◆ **The request**
Wherever "Taymouth" appears in a line, list that line.

◆ **Data entries**

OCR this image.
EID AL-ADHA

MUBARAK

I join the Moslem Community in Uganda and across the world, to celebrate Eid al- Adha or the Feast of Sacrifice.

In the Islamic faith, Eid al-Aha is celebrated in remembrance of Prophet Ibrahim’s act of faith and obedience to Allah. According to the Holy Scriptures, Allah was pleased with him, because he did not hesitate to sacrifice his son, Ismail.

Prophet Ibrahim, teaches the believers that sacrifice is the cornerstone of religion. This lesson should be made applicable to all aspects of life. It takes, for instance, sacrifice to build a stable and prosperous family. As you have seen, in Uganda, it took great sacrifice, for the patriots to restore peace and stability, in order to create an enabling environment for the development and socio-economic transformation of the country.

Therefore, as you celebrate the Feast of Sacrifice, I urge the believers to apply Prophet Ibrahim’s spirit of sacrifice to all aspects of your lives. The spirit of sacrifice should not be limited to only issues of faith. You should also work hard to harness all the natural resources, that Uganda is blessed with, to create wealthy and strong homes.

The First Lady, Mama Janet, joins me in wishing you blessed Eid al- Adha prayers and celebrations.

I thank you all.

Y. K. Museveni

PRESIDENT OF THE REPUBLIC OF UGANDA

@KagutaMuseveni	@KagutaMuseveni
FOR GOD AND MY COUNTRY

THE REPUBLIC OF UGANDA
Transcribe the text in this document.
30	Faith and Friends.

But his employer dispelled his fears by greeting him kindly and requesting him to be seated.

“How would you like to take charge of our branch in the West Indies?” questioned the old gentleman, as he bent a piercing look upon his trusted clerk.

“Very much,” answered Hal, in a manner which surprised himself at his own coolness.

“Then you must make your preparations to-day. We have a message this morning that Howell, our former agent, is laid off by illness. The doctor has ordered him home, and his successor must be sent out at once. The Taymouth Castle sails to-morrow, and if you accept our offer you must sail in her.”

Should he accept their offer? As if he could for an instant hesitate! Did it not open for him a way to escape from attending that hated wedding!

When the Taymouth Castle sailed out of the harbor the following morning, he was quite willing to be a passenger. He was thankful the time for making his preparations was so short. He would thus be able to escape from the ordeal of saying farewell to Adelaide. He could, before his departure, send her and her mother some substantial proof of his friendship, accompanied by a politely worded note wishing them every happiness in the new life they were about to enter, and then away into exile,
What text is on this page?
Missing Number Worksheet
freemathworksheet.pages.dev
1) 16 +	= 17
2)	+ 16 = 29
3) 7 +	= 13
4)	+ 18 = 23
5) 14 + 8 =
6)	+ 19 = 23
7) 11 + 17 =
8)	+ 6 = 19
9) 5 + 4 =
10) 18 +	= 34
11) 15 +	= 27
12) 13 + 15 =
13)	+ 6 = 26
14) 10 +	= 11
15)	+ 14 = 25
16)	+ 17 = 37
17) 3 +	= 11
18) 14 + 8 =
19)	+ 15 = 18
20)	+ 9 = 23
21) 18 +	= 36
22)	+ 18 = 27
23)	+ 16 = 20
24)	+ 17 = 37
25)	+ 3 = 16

◆ **Output for this exercise**
“Then you must make your preparations to-day. We have a message this morning that Howell, our former agent, is laid off by illness. The doctor has ordered him home, and his successor must be sent out at once. The Taymouth Castle sails to-morrow, and if you accept our offer you must sail in her.”
When the Taymouth Castle sailed out of the harbor the following morning, he was quite willing to be a passenger. He was thankful the time for making his preparations was so short. He would thus be able to escape from the ordeal of saying farewell to Adelaide. He could, before his departure, send her and her mother some substantial proof of his friendship, accompanied by a politely worded note wishing them every happiness in the new life they were about to enter, and then away into exile,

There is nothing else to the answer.